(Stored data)
────────

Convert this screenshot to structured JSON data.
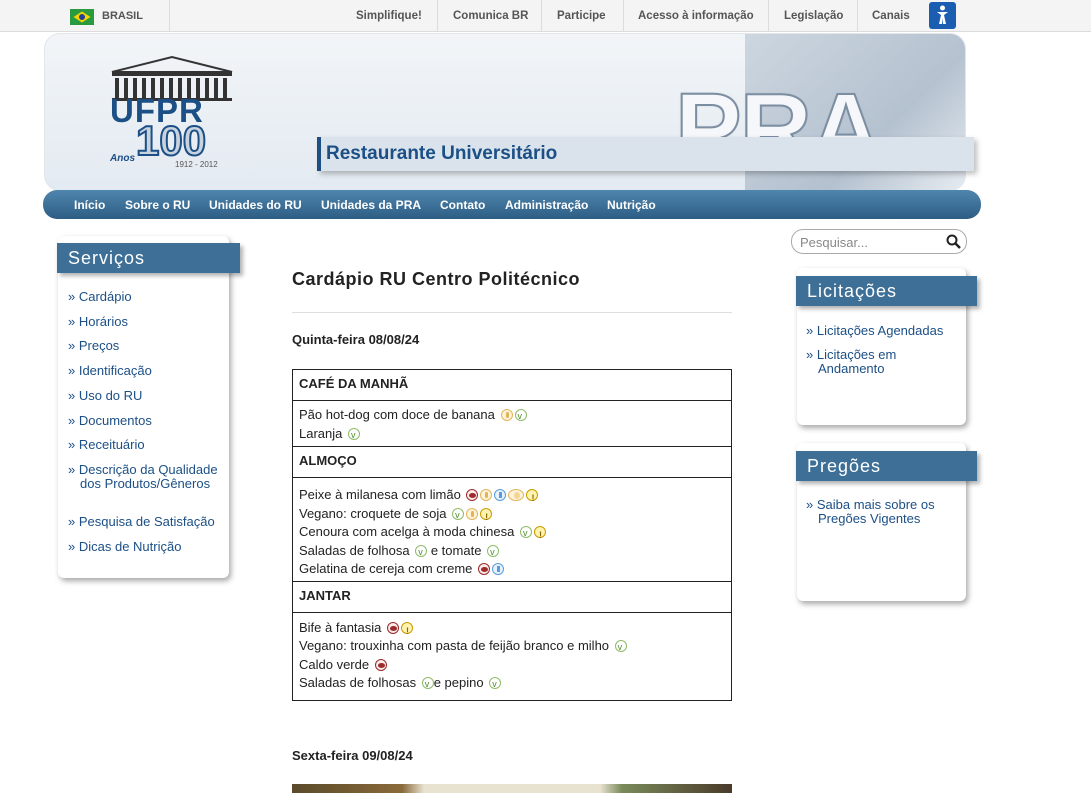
{
  "govbar": {
    "country": "BRASIL",
    "links": [
      "Simplifique!",
      "Comunica BR",
      "Participe",
      "Acesso à informação",
      "Legislação",
      "Canais"
    ]
  },
  "header": {
    "logo_text": "UFPR",
    "anniversary": "100",
    "anos": "Anos",
    "years": "1912 - 2012",
    "brand": "PRA",
    "title": "Restaurante Universitário"
  },
  "nav": [
    "Início",
    "Sobre o RU",
    "Unidades do RU",
    "Unidades da PRA",
    "Contato",
    "Administração",
    "Nutrição"
  ],
  "servicos": {
    "title": "Serviços",
    "items": [
      "Cardápio",
      "Horários",
      "Preços",
      "Identificação",
      "Uso do RU",
      "Documentos",
      "Receituário",
      "Descrição da Qualidade dos Produtos/Gêneros",
      "Pesquisa de Satisfação",
      "Dicas de Nutrição"
    ]
  },
  "search": {
    "placeholder": "Pesquisar..."
  },
  "licitacoes": {
    "title": "Licitações",
    "items": [
      "Licitações Agendadas",
      "Licitações em Andamento"
    ]
  },
  "pregoes": {
    "title": "Pregões",
    "items": [
      "Saiba mais sobre os Pregões Vigentes"
    ]
  },
  "content": {
    "title": "Cardápio RU Centro Politécnico",
    "day1": "Quinta-feira 08/08/24",
    "cafe": "CAFÉ DA MANHÃ",
    "cafe_items": [
      "Pão hot-dog com doce de banana",
      "Laranja"
    ],
    "almoco": "ALMOÇO",
    "almoco_items": [
      "Peixe à milanesa com limão",
      "Vegano: croquete de soja",
      "Cenoura com acelga à moda chinesa",
      "Saladas de folhosa",
      "e tomate",
      "Gelatina de cereja com creme"
    ],
    "jantar": "JANTAR",
    "jantar_items": [
      "Bife à fantasia",
      "Vegano: trouxinha com pasta de feijão branco e milho",
      "Caldo verde",
      "Saladas de folhosas",
      "e pepino"
    ],
    "day2": "Sexta-feira 09/08/24"
  },
  "colors": {
    "nav": "#2d5d85",
    "ribbon": "#3d6f97",
    "link": "#1b4f86"
  }
}
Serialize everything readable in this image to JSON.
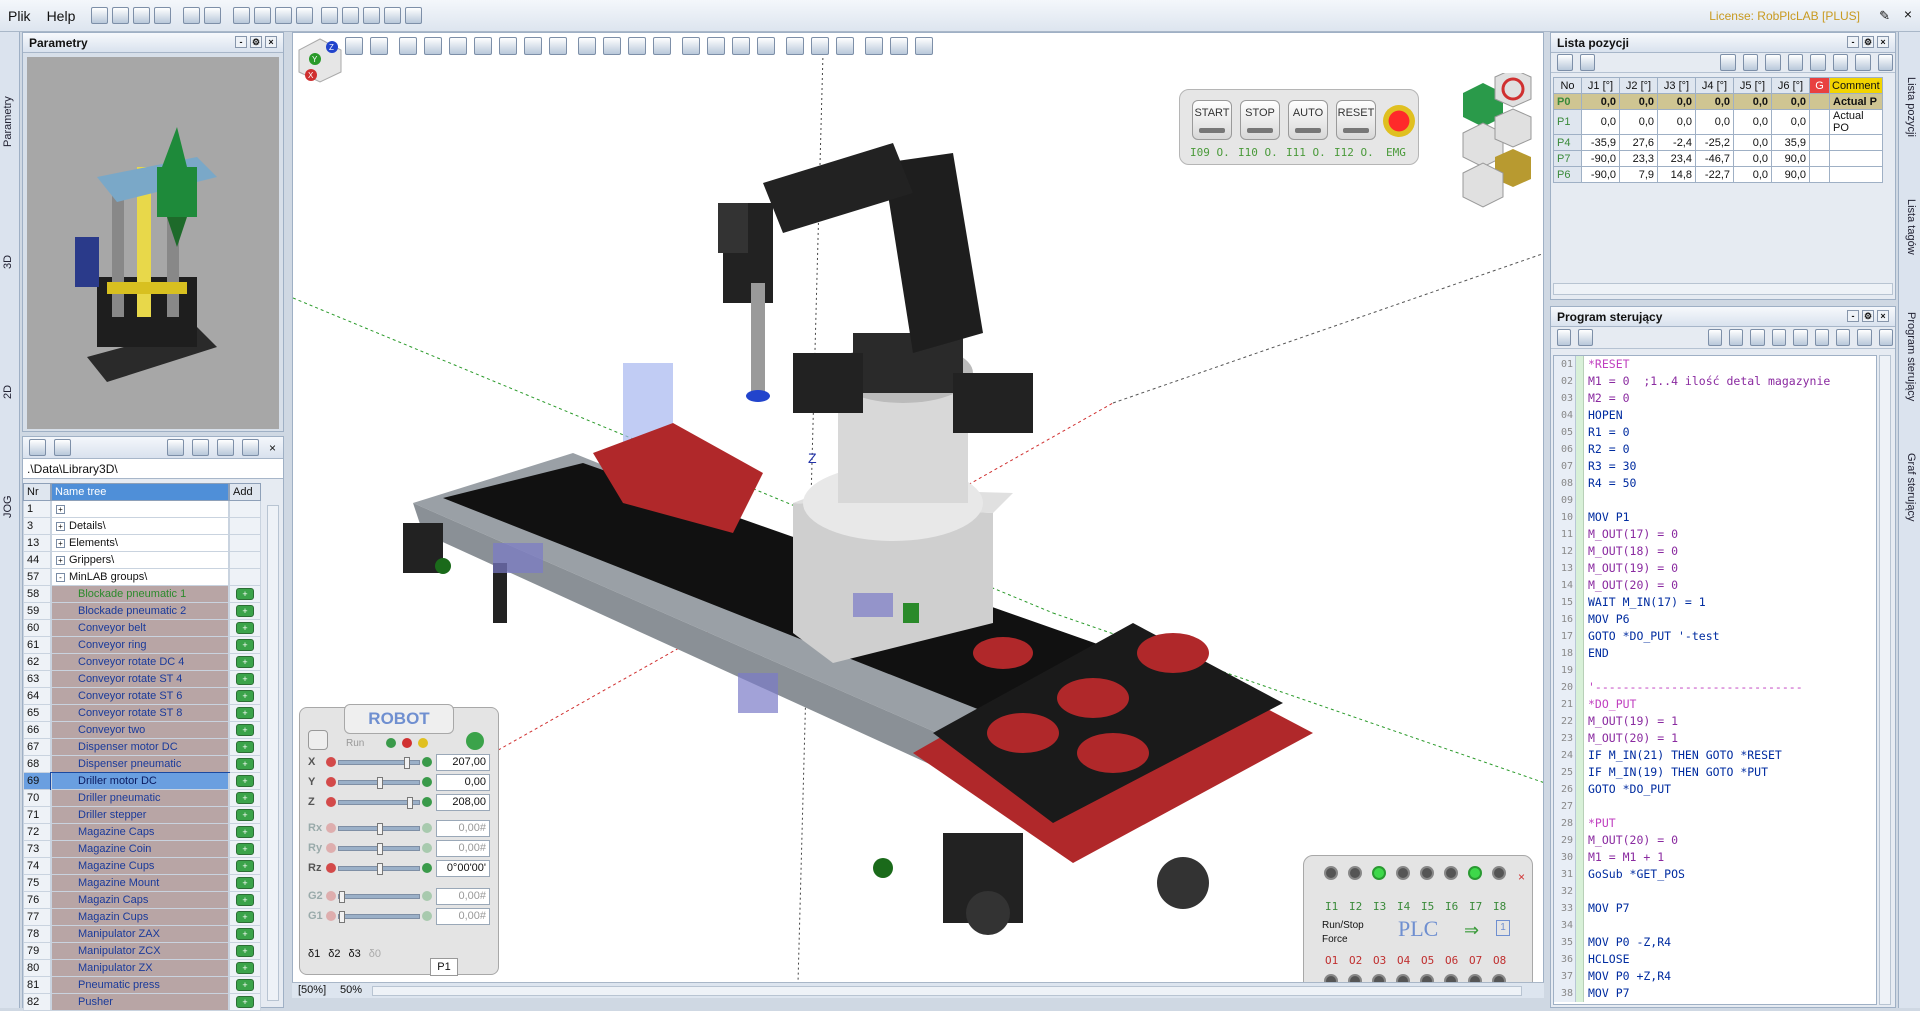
{
  "menu": {
    "file": "Plik",
    "help": "Help"
  },
  "license": "License: RobPlcLAB [PLUS]",
  "left_tabs": [
    "Parametry",
    "3D",
    "2D",
    "JOG"
  ],
  "param_panel": {
    "title": "Parametry"
  },
  "library": {
    "path": ".\\Data\\Library3D\\",
    "col_nr": "Nr",
    "col_name": "Name tree",
    "col_add": "Add",
    "rows": [
      {
        "nr": "1",
        "name": "",
        "kind": "folder"
      },
      {
        "nr": "3",
        "name": "Details\\",
        "kind": "folder"
      },
      {
        "nr": "13",
        "name": "Elements\\",
        "kind": "folder"
      },
      {
        "nr": "44",
        "name": "Grippers\\",
        "kind": "folder"
      },
      {
        "nr": "57",
        "name": "MinLAB groups\\",
        "kind": "open"
      },
      {
        "nr": "58",
        "name": "Blockade pneumatic 1",
        "kind": "item"
      },
      {
        "nr": "59",
        "name": "Blockade pneumatic 2",
        "kind": "item"
      },
      {
        "nr": "60",
        "name": "Conveyor belt",
        "kind": "item"
      },
      {
        "nr": "61",
        "name": "Conveyor ring",
        "kind": "item"
      },
      {
        "nr": "62",
        "name": "Conveyor rotate DC 4",
        "kind": "item"
      },
      {
        "nr": "63",
        "name": "Conveyor rotate ST 4",
        "kind": "item"
      },
      {
        "nr": "64",
        "name": "Conveyor rotate ST 6",
        "kind": "item"
      },
      {
        "nr": "65",
        "name": "Conveyor rotate ST 8",
        "kind": "item"
      },
      {
        "nr": "66",
        "name": "Conveyor two",
        "kind": "item"
      },
      {
        "nr": "67",
        "name": "Dispenser motor DC",
        "kind": "item"
      },
      {
        "nr": "68",
        "name": "Dispenser pneumatic",
        "kind": "item"
      },
      {
        "nr": "69",
        "name": "Driller motor DC",
        "kind": "sel"
      },
      {
        "nr": "70",
        "name": "Driller pneumatic",
        "kind": "item"
      },
      {
        "nr": "71",
        "name": "Driller stepper",
        "kind": "item"
      },
      {
        "nr": "72",
        "name": "Magazine Caps",
        "kind": "item"
      },
      {
        "nr": "73",
        "name": "Magazine Coin",
        "kind": "item"
      },
      {
        "nr": "74",
        "name": "Magazine Cups",
        "kind": "item"
      },
      {
        "nr": "75",
        "name": "Magazine Mount",
        "kind": "item"
      },
      {
        "nr": "76",
        "name": "Magazin Caps",
        "kind": "item"
      },
      {
        "nr": "77",
        "name": "Magazin Cups",
        "kind": "item"
      },
      {
        "nr": "78",
        "name": "Manipulator ZAX",
        "kind": "item"
      },
      {
        "nr": "79",
        "name": "Manipulator ZCX",
        "kind": "item"
      },
      {
        "nr": "80",
        "name": "Manipulator ZX",
        "kind": "item"
      },
      {
        "nr": "81",
        "name": "Pneumatic press",
        "kind": "item"
      },
      {
        "nr": "82",
        "name": "Pusher",
        "kind": "item"
      }
    ]
  },
  "control": {
    "start": "START",
    "stop": "STOP",
    "auto": "AUTO",
    "reset": "RESET",
    "io": [
      "I09 O.",
      "I10 O.",
      "I11 O.",
      "I12 O.",
      "EMG"
    ]
  },
  "robot": {
    "title": "ROBOT",
    "run": "Run",
    "axes": [
      {
        "ax": "X",
        "val": "207,00",
        "level": 0.85,
        "dim": false
      },
      {
        "ax": "Y",
        "val": "0,00",
        "level": 0.5,
        "dim": false
      },
      {
        "ax": "Z",
        "val": "208,00",
        "level": 0.9,
        "dim": false
      },
      {
        "ax": "Rx",
        "val": "0,00#",
        "level": 0.5,
        "dim": true
      },
      {
        "ax": "Ry",
        "val": "0,00#",
        "level": 0.5,
        "dim": true
      },
      {
        "ax": "Rz",
        "val": "0°00'00'",
        "level": 0.5,
        "dim": false
      },
      {
        "ax": "G2",
        "val": "0,00#",
        "level": 0.0,
        "dim": true
      },
      {
        "ax": "G1",
        "val": "0,00#",
        "level": 0.0,
        "dim": true
      }
    ],
    "checks": [
      "δ1",
      "δ2",
      "δ3",
      "δ0"
    ],
    "point": "P1"
  },
  "plc": {
    "title": "PLC",
    "inputs": [
      "I1",
      "I2",
      "I3",
      "I4",
      "I5",
      "I6",
      "I7",
      "I8"
    ],
    "outputs": [
      "O1",
      "O2",
      "O3",
      "O4",
      "O5",
      "O6",
      "O7",
      "O8"
    ],
    "inputs_on": [
      false,
      false,
      true,
      false,
      false,
      false,
      true,
      false
    ],
    "run_stop": "Run/Stop",
    "force": "Force",
    "counter": "1"
  },
  "status": {
    "zoom1": "[50%]",
    "zoom2": "50%"
  },
  "positions": {
    "title": "Lista pozycji",
    "headers": [
      "No",
      "J1 [°]",
      "J2 [°]",
      "J3 [°]",
      "J4 [°]",
      "J5 [°]",
      "J6 [°]",
      "G",
      "Comment"
    ],
    "rows": [
      {
        "no": "P0",
        "v": [
          "0,0",
          "0,0",
          "0,0",
          "0,0",
          "0,0",
          "0,0"
        ],
        "cm": "Actual P",
        "active": true
      },
      {
        "no": "P1",
        "v": [
          "0,0",
          "0,0",
          "0,0",
          "0,0",
          "0,0",
          "0,0"
        ],
        "cm": "Actual PO",
        "active": false
      },
      {
        "no": "P4",
        "v": [
          "-35,9",
          "27,6",
          "-2,4",
          "-25,2",
          "0,0",
          "35,9"
        ],
        "cm": "",
        "active": false
      },
      {
        "no": "P7",
        "v": [
          "-90,0",
          "23,3",
          "23,4",
          "-46,7",
          "0,0",
          "90,0"
        ],
        "cm": "",
        "active": false
      },
      {
        "no": "P6",
        "v": [
          "-90,0",
          "7,9",
          "14,8",
          "-22,7",
          "0,0",
          "90,0"
        ],
        "cm": "",
        "active": false
      }
    ]
  },
  "program": {
    "title": "Program sterujący",
    "lines": [
      "*RESET",
      "M1 = 0  ;1..4 ilość detal magazynie",
      "M2 = 0",
      "HOPEN",
      "R1 = 0",
      "R2 = 0",
      "R3 = 30",
      "R4 = 50",
      "",
      "MOV P1",
      "M_OUT(17) = 0",
      "M_OUT(18) = 0",
      "M_OUT(19) = 0",
      "M_OUT(20) = 0",
      "WAIT M_IN(17) = 1",
      "MOV P6",
      "GOTO *DO_PUT '-test",
      "END",
      "",
      "'------------------------------",
      "*DO_PUT",
      "M_OUT(19) = 1",
      "M_OUT(20) = 1",
      "IF M_IN(21) THEN GOTO *RESET",
      "IF M_IN(19) THEN GOTO *PUT",
      "GOTO *DO_PUT",
      "",
      "*PUT",
      "M_OUT(20) = 0",
      "M1 = M1 + 1",
      "GoSub *GET_POS",
      "",
      "MOV P7",
      "",
      "MOV P0 -Z,R4",
      "HCLOSE",
      "MOV P0 +Z,R4",
      "MOV P7"
    ]
  },
  "right_tabs": [
    "Lista pozycji",
    "Lista tagów",
    "Program sterujący",
    "Graf sterujący"
  ]
}
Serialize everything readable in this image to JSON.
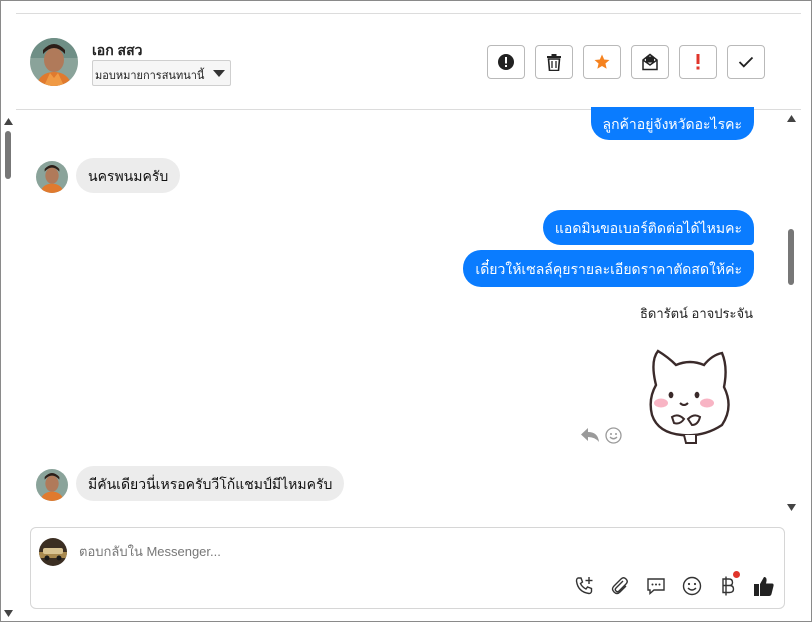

────────

--- Challenge ---
Copy every line of the records above that contains "Magazine".

--- Answer for the task ---
        "name": "Magazine Caps",
        "name": "Magazine Coin",
        "name": "Magazine Cups",
        "name": "Magazine Mount",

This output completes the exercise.